TASK PROMPT: Return all lines from the listing below in which the string "rmse" occurs.

DATA EXCERPTS:
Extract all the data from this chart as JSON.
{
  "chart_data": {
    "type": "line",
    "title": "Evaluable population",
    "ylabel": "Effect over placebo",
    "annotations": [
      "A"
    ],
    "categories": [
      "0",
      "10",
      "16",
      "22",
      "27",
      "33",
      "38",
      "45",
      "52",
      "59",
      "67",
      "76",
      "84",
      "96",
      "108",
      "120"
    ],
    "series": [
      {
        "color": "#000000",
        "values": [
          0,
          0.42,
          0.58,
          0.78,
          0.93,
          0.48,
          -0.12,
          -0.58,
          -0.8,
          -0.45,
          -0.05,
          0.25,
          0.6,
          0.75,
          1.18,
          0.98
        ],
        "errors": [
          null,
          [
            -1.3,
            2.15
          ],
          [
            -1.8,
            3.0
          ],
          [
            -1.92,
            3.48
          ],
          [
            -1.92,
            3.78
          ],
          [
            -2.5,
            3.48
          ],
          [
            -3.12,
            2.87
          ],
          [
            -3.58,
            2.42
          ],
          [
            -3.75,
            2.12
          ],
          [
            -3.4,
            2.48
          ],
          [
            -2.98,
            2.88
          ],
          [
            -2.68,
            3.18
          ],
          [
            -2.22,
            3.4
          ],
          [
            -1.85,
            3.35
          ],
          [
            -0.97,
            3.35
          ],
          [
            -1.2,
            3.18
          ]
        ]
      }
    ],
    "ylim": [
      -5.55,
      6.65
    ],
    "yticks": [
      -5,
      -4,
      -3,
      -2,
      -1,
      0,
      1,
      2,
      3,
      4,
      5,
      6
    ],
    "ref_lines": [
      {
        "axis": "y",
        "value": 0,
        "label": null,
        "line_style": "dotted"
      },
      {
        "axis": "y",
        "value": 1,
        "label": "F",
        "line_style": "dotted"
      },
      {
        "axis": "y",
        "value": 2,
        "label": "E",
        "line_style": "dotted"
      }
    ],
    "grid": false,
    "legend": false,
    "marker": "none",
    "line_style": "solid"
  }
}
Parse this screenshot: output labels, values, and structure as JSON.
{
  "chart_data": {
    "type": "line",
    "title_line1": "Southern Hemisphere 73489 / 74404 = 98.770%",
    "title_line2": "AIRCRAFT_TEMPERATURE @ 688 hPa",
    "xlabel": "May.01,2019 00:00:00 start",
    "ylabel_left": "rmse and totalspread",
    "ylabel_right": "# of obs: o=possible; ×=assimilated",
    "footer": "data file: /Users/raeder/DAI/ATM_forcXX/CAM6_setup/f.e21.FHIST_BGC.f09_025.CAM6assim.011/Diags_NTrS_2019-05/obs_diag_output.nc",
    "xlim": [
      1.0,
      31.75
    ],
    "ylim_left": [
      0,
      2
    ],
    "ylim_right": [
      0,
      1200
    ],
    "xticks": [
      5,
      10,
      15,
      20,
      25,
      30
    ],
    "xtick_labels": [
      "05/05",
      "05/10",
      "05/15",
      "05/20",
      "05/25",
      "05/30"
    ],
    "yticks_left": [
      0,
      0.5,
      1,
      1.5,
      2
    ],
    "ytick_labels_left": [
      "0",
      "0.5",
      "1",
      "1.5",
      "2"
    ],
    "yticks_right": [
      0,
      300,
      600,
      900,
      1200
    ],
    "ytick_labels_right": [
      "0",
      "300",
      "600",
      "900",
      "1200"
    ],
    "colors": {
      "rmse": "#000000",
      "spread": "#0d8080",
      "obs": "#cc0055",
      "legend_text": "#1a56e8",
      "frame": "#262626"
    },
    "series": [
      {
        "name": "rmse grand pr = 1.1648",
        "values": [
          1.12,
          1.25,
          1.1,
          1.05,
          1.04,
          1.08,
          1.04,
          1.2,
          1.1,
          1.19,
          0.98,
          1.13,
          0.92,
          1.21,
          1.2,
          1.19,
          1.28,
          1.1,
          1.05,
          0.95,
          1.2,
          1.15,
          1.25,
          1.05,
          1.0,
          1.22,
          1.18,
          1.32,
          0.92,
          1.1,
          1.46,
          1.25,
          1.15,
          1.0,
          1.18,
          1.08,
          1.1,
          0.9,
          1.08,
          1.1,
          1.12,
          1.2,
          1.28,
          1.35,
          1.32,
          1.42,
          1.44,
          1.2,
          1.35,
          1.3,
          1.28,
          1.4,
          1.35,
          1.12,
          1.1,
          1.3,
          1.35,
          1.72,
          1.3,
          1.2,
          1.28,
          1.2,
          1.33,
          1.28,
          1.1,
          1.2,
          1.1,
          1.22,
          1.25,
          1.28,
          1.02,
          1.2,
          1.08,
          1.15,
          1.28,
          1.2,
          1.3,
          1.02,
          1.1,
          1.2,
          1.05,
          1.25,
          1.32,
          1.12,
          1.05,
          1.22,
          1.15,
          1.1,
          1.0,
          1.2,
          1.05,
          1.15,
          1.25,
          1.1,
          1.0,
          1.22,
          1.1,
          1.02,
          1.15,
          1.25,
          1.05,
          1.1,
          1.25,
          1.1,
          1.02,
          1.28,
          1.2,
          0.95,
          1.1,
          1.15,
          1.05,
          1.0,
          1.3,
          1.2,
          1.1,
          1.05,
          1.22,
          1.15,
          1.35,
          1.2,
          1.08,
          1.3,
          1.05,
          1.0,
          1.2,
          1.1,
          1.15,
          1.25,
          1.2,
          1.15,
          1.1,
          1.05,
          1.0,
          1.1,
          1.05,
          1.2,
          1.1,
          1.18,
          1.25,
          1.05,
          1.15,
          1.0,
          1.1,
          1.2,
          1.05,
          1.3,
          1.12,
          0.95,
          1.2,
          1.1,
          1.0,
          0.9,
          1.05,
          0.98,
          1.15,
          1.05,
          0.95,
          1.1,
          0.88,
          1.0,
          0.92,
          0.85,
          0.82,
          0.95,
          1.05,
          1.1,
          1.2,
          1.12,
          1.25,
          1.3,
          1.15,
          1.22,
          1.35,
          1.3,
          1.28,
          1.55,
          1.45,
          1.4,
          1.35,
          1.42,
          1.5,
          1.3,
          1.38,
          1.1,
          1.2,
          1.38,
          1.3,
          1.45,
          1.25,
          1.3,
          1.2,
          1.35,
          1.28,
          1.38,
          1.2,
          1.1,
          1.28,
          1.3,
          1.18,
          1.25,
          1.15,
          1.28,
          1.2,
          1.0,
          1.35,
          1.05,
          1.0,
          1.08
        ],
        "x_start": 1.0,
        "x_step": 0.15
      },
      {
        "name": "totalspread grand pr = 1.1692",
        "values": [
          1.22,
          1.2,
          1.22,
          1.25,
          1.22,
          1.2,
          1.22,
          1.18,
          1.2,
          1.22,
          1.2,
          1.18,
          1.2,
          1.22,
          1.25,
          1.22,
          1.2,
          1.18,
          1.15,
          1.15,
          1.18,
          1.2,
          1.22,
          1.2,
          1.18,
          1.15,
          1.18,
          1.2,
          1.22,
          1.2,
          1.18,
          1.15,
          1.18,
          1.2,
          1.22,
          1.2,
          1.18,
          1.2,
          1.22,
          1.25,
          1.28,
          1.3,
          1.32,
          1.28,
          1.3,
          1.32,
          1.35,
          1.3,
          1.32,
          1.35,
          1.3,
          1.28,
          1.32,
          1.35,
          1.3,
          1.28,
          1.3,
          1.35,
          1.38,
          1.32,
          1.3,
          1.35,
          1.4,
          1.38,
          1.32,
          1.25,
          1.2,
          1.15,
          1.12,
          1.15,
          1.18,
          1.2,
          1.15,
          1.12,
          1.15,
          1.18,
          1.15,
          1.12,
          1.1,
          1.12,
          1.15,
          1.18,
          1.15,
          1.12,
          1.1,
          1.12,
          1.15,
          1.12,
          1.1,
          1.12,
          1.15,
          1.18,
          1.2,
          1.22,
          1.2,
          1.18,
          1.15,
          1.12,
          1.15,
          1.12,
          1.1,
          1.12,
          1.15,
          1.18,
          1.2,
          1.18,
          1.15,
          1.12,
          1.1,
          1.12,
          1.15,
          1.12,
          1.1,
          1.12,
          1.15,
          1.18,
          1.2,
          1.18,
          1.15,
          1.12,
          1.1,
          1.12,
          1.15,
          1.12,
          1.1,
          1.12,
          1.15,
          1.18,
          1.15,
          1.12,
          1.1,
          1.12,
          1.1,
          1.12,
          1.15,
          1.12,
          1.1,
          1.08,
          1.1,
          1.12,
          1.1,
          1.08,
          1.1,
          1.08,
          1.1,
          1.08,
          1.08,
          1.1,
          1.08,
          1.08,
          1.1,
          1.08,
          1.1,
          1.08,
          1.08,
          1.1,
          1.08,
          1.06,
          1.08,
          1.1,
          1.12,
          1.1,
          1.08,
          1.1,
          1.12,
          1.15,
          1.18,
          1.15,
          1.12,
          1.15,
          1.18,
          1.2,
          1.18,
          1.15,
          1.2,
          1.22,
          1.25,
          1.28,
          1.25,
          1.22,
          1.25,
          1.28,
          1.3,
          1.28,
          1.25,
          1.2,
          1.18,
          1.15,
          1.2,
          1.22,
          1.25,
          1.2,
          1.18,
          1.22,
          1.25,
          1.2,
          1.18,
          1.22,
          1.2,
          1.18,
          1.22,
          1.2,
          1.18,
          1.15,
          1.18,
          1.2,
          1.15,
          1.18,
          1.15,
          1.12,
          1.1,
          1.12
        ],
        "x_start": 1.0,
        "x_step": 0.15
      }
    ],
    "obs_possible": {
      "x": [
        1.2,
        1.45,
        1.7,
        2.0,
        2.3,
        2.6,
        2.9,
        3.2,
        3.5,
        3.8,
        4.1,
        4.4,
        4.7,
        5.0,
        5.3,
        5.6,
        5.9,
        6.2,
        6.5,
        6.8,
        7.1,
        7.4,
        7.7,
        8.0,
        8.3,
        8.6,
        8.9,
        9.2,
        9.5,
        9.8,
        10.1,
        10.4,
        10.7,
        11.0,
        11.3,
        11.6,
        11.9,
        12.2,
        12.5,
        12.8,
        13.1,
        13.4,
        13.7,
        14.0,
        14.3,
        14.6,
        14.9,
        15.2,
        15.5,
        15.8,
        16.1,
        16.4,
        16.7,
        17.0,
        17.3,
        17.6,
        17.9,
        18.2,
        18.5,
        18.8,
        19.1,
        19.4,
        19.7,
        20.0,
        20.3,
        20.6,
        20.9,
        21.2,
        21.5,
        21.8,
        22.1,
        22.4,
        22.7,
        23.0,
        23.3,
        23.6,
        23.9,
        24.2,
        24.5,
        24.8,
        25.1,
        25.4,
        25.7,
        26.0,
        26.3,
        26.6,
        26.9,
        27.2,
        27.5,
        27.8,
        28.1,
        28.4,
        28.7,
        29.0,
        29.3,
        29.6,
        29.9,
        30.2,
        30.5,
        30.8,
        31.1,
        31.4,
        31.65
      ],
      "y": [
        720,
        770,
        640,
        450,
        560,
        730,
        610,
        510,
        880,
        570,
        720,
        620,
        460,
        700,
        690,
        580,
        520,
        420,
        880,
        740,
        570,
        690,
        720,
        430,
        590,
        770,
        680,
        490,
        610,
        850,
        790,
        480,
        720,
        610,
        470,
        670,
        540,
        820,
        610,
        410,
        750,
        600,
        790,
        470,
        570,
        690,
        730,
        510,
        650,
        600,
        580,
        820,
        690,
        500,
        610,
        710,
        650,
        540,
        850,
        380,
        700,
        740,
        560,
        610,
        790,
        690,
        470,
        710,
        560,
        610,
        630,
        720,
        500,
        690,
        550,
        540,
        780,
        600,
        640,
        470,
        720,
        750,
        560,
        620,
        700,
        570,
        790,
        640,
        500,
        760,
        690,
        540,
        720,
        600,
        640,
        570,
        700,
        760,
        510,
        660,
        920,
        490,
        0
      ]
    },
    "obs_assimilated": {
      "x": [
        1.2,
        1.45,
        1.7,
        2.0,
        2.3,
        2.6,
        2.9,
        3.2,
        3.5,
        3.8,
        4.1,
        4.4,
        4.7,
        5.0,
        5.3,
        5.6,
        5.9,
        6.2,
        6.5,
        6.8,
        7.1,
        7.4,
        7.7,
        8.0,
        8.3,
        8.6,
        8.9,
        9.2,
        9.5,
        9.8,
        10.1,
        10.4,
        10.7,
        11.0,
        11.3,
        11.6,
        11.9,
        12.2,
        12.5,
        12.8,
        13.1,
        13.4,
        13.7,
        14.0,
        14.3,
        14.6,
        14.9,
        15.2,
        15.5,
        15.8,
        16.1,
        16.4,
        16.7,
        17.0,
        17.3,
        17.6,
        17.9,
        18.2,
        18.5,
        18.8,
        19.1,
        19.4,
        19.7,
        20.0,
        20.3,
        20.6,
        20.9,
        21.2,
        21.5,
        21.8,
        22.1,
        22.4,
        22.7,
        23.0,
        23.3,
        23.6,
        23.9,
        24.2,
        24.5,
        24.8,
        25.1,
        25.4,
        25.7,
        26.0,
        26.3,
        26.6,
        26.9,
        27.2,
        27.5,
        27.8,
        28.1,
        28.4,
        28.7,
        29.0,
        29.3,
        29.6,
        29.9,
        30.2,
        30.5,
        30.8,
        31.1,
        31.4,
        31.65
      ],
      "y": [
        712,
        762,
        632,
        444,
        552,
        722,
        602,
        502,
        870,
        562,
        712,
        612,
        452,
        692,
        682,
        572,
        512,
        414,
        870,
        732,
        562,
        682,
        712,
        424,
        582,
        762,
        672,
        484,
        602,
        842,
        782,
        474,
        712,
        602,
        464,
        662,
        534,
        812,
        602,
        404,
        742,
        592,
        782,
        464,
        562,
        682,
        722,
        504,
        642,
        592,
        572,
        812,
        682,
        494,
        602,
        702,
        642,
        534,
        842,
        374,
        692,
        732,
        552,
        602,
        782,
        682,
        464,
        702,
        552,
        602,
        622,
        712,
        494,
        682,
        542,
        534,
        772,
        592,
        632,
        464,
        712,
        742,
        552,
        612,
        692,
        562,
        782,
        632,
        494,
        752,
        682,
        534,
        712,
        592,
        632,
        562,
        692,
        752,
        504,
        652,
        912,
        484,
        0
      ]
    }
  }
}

ANSWER BELOW:
    "ylabel_left": "rmse and totalspread",
      "rmse": "#000000",
        "name": "rmse grand pr = 1.1648",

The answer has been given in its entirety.